_TASK INSTRUCTIONS:_ State the number of lines in the following data that contain the string "soit", and nothing else.

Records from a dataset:
***

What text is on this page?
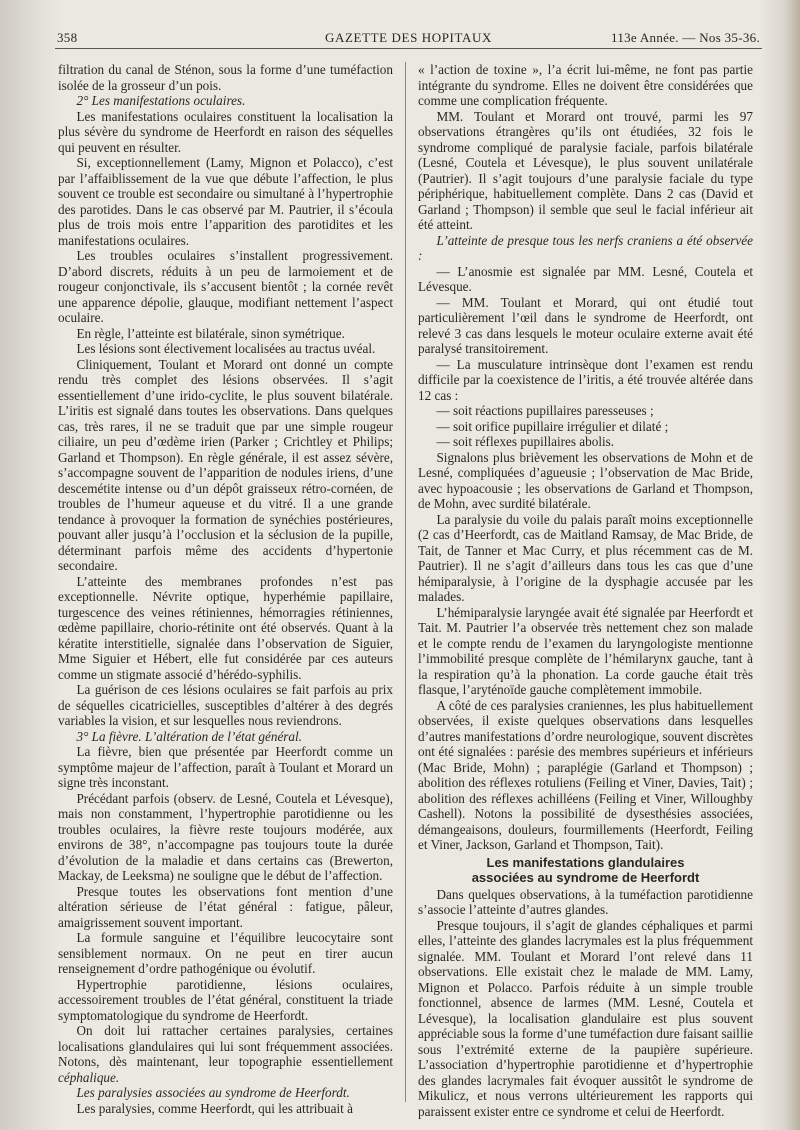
358	GAZETTE DES HOPITAUX	113e Année. — Nos 35-36.

filtration du canal de Sténon, sous la forme d’une tuméfaction isolée de la grosseur d’un pois.

2° Les manifestations oculaires.

Les manifestations oculaires constituent la localisation la plus sévère du syndrome de Heerfordt en raison des séquelles qui peuvent en résulter.

Si, exceptionnellement (Lamy, Mignon et Polacco), c’est par l’affaiblissement de la vue que débute l’affection, le plus souvent ce trouble est secondaire ou simultané à l’hypertrophie des parotides. Dans le cas observé par M. Pautrier, il s’écoula plus de trois mois entre l’apparition des parotidites et les manifestations oculaires.

Les troubles oculaires s’installent progressivement. D’abord discrets, réduits à un peu de larmoiement et de rougeur conjonctivale, ils s’accusent bientôt ; la cornée revêt une apparence dépolie, glauque, modifiant nettement l’aspect oculaire.

En règle, l’atteinte est bilatérale, sinon symétrique.

Les lésions sont électivement localisées au tractus uvéal.

Cliniquement, Toulant et Morard ont donné un compte rendu très complet des lésions observées. Il s’agit essentiellement d’une irido-cyclite, le plus souvent bilatérale. L’iritis est signalé dans toutes les observations. Dans quelques cas, très rares, il ne se traduit que par une simple rougeur ciliaire, un peu d’œdème irien (Parker ; Crichtley et Philips; Garland et Thompson). En règle générale, il est assez sévère, s’accompagne souvent de l’apparition de nodules iriens, d’une descemétite intense ou d’un dépôt graisseux rétro-cornéen, de troubles de l’humeur aqueuse et du vitré. Il a une grande tendance à provoquer la formation de synéchies postérieures, pouvant aller jusqu’à l’occlusion et la séclusion de la pupille, déterminant parfois même des accidents d’hypertonie secondaire.

L’atteinte des membranes profondes n’est pas exceptionnelle. Névrite optique, hyperhémie papillaire, turgescence des veines rétiniennes, hémorragies rétiniennes, œdème papillaire, chorio-rétinite ont été observés. Quant à la kératite interstitielle, signalée dans l’observation de Siguier, Mme Siguier et Hébert, elle fut considérée par ces auteurs comme un stigmate associé d’hérédo-syphilis.

La guérison de ces lésions oculaires se fait parfois au prix de séquelles cicatricielles, susceptibles d’altérer à des degrés variables la vision, et sur lesquelles nous reviendrons.

3° La fièvre. L’altération de l’état général.

La fièvre, bien que présentée par Heerfordt comme un symptôme majeur de l’affection, paraît à Toulant et Morard un signe très inconstant.

Précédant parfois (observ. de Lesné, Coutela et Lévesque), mais non constamment, l’hypertrophie parotidienne ou les troubles oculaires, la fièvre reste toujours modérée, aux environs de 38°, n’accompagne pas toujours toute la durée d’évolution de la maladie et dans certains cas (Brewerton, Mackay, de Leeksma) ne souligne que le début de l’affection.

Presque toutes les observations font mention d’une altération sérieuse de l’état général : fatigue, pâleur, amaigrissement souvent important.

La formule sanguine et l’équilibre leucocytaire sont sensiblement normaux. On ne peut en tirer aucun renseignement d’ordre pathogénique ou évolutif.

Hypertrophie parotidienne, lésions oculaires, accessoirement troubles de l’état général, constituent la triade symptomatologique du syndrome de Heerfordt.

On doit lui rattacher certaines paralysies, certaines localisations glandulaires qui lui sont fréquemment associées. Notons, dès maintenant, leur topographie essentiellement céphalique.

Les paralysies associées au syndrome de Heerfordt.

Les paralysies, comme Heerfordt, qui les attribuait à

« l’action de toxine », l’a écrit lui-même, ne font pas partie intégrante du syndrome. Elles ne doivent être considérées que comme une complication fréquente.

MM. Toulant et Morard ont trouvé, parmi les 97 observations étrangères qu’ils ont étudiées, 32 fois le syndrome compliqué de paralysie faciale, parfois bilatérale (Lesné, Coutela et Lévesque), le plus souvent unilatérale (Pautrier). Il s’agit toujours d’une paralysie faciale du type périphérique, habituellement complète. Dans 2 cas (David et Garland ; Thompson) il semble que seul le facial inférieur ait été atteint.

L’atteinte de presque tous les nerfs craniens a été observée :

— L’anosmie est signalée par MM. Lesné, Coutela et Lévesque.

— MM. Toulant et Morard, qui ont étudié tout particulièrement l’œil dans le syndrome de Heerfordt, ont relevé 3 cas dans lesquels le moteur oculaire externe avait été paralysé transitoirement.

— La musculature intrinsèque dont l’examen est rendu difficile par la coexistence de l’iritis, a été trouvée altérée dans 12 cas :

— soit réactions pupillaires paresseuses ;

— soit orifice pupillaire irrégulier et dilaté ;

— soit réflexes pupillaires abolis.

Signalons plus brièvement les observations de Mohn et de Lesné, compliquées d’agueusie ; l’observation de Mac Bride, avec hypoacousie ; les observations de Garland et Thompson, de Mohn, avec surdité bilatérale.

La paralysie du voile du palais paraît moins exceptionnelle (2 cas d’Heerfordt, cas de Maitland Ramsay, de Mac Bride, de Tait, de Tanner et Mac Curry, et plus récemment cas de M. Pautrier). Il ne s’agit d’ailleurs dans tous les cas que d’une hémiparalysie, à l’origine de la dysphagie accusée par les malades.

L’hémiparalysie laryngée avait été signalée par Heerfordt et Tait. M. Pautrier l’a observée très nettement chez son malade et le compte rendu de l’examen du laryngologiste mentionne l’immobilité presque complète de l’hémilarynx gauche, tant à la respiration qu’à la phonation. La corde gauche était très flasque, l’aryténoïde gauche complètement immobile.

A côté de ces paralysies craniennes, les plus habituellement observées, il existe quelques observations dans lesquelles d’autres manifestations d’ordre neurologique, souvent discrètes ont été signalées : parésie des membres supérieurs et inférieurs (Mac Bride, Mohn) ; paraplégie (Garland et Thompson) ; abolition des réflexes rotuliens (Feiling et Viner, Davies, Tait) ; abolition des réflexes achilléens (Feiling et Viner, Willoughby Cashell). Notons la possibilité de dysesthésies associées, démangeaisons, douleurs, fourmillements (Heerfordt, Feiling et Viner, Jackson, Garland et Thompson, Tait).

Les manifestations glandulaires
associées au syndrome de Heerfordt

Dans quelques observations, à la tuméfaction parotidienne s’associe l’atteinte d’autres glandes.

Presque toujours, il s’agit de glandes céphaliques et parmi elles, l’atteinte des glandes lacrymales est la plus fréquemment signalée. MM. Toulant et Morard l’ont relevé dans 11 observations. Elle existait chez le malade de MM. Lamy, Mignon et Polacco. Parfois réduite à un simple trouble fonctionnel, absence de larmes (MM. Lesné, Coutela et Lévesque), la localisation glandulaire est plus souvent appréciable sous la forme d’une tuméfaction dure faisant saillie sous l’extrémité externe de la paupière supérieure. L’association d’hypertrophie parotidienne et d’hypertrophie des glandes lacrymales fait évoquer aussitôt le syndrome de Mikulicz, et nous verrons ultérieurement les rapports qui paraissent exister entre ce syndrome et celui de Heerfordt.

***

_EXERCISE RESULT:_ 3